[Begin DATA PROVIDED]

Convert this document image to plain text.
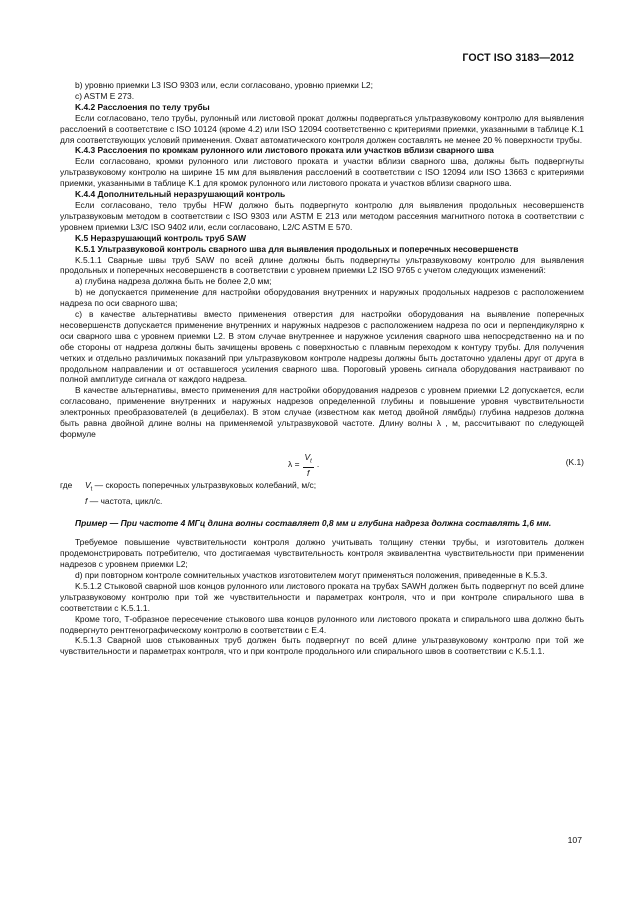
ГОСТ ISO 3183—2012

b) уровню приемки L3 ISO 9303 или, если согласовано, уровню приемки L2;

c) ASTM E 273.

K.4.2 Расслоения по телу трубы

Если согласовано, тело трубы, рулонный или листовой прокат должны подвергаться ультразвуковому контролю для выявления расслоений в соответствие с ISO 10124 (кроме 4.2) или ISO 12094 соответственно с критериями приемки, указанными в таблице K.1 для соответствующих условий применения. Охват автоматического контроля должен составлять не менее 20 % поверхности трубы.

K.4.3 Расслоения по кромкам рулонного или листового проката или участков вблизи сварного шва

Если согласовано, кромки рулонного или листового проката и участки вблизи сварного шва, должны быть подвергнуты ультразвуковому контролю на ширине 15 мм для выявления расслоений в соответствии с ISO 12094 или ISO 13663 с критериями приемки, указанными в таблице K.1 для кромок рулонного или листового проката и участков вблизи сварного шва.

K.4.4 Дополнительный неразрушающий контроль

Если согласовано, тело трубы HFW должно быть подвергнуто контролю для выявления продольных несовершенств ультразвуковым методом в соответствии с ISO 9303 или ASTM E 213 или методом рассеяния магнитного потока в соответствии с уровнем приемки L3/C ISO 9402 или, если согласовано, L2/C ASTM E 570.

K.5 Неразрушающий контроль труб SAW

K.5.1 Ультразвуковой контроль сварного шва для выявления продольных и поперечных несовершенств

K.5.1.1 Сварные швы труб SAW по всей длине должны быть подвергнуты ультразвуковому контролю для выявления продольных и поперечных несовершенств в соответствии с уровнем приемки L2 ISO 9765 с учетом следующих изменений:

a) глубина надреза должна быть не более 2,0 мм;

b) не допускается применение для настройки оборудования внутренних и наружных продольных надрезов с расположением надреза по оси сварного шва;

c) в качестве альтернативы вместо применения отверстия для настройки оборудования на выявление поперечных несовершенств допускается применение внутренних и наружных надрезов с расположением надреза по оси и перпендикулярно к оси сварного шва с уровнем приемки L2. В этом случае внутреннее и наружное усиления сварного шва непосредственно на и по обе стороны от надреза должны быть зачищены вровень с поверхностью с плавным переходом к контуру трубы. Для получения четких и отдельно различимых показаний при ультразвуковом контроле надрезы должны быть достаточно удалены друг от друга в продольном направлении и от оставшегося усиления сварного шва. Пороговый уровень сигнала оборудования настраивают по полной амплитуде сигнала от каждого надреза.

В качестве альтернативы, вместо применения для настройки оборудования надрезов с уровнем приемки L2 допускается, если согласовано, применение внутренних и наружных надрезов определенной глубины и повышение уровня чувствительности электронных преобразователей (в децибелах). В этом случае (известном как метод двойной лямбды) глубина надрезов должна быть равна двойной длине волны на применяемой ультразвуковой частоте. Длину волны λ , м, рассчитывают по следующей формуле

$\lambda = \frac{V_t}{f}$ .	(K.1)
где	$V_t$ — скорость поперечных ультразвуковых колебаний, м/с;
f — частота, цикл/с.

Пример — При частоте 4 МГц длина волны составляет 0,8 мм и глубина надреза должна составлять 1,6 мм.

Требуемое повышение чувствительности контроля должно учитывать толщину стенки трубы, и изготовитель должен продемонстрировать потребителю, что достигаемая чувствительность контроля эквивалентна чувствительности при применении надрезов с уровнем приемки L2;

d) при повторном контроле сомнительных участков изготовителем могут применяться положения, приведенные в K.5.3.

K.5.1.2 Стыковой сварной шов концов рулонного или листового проката на трубах SAWH должен быть подвергнут по всей длине ультразвуковому контролю при той же чувствительности и параметрах контроля, что и при контроле спирального шва в соответствии с K.5.1.1.

Кроме того, Т-образное пересечение стыкового шва концов рулонного или листового проката и спирального шва должно быть подвергнуто рентгенографическому контролю в соответствии с E.4.

K.5.1.3 Сварной шов стыкованных труб должен быть подвергнут по всей длине ультразвуковому контролю при той же чувствительности и параметрах контроля, что и при контроле продольного или спирального швов в соответствии с K.5.1.1.

107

[End DATA PROVIDED]

TASK DIRECTIONS: Each line in the listing above either holds the string "контроль" or does not; state how many do, giving the number only.

FULL RESPONSE: 3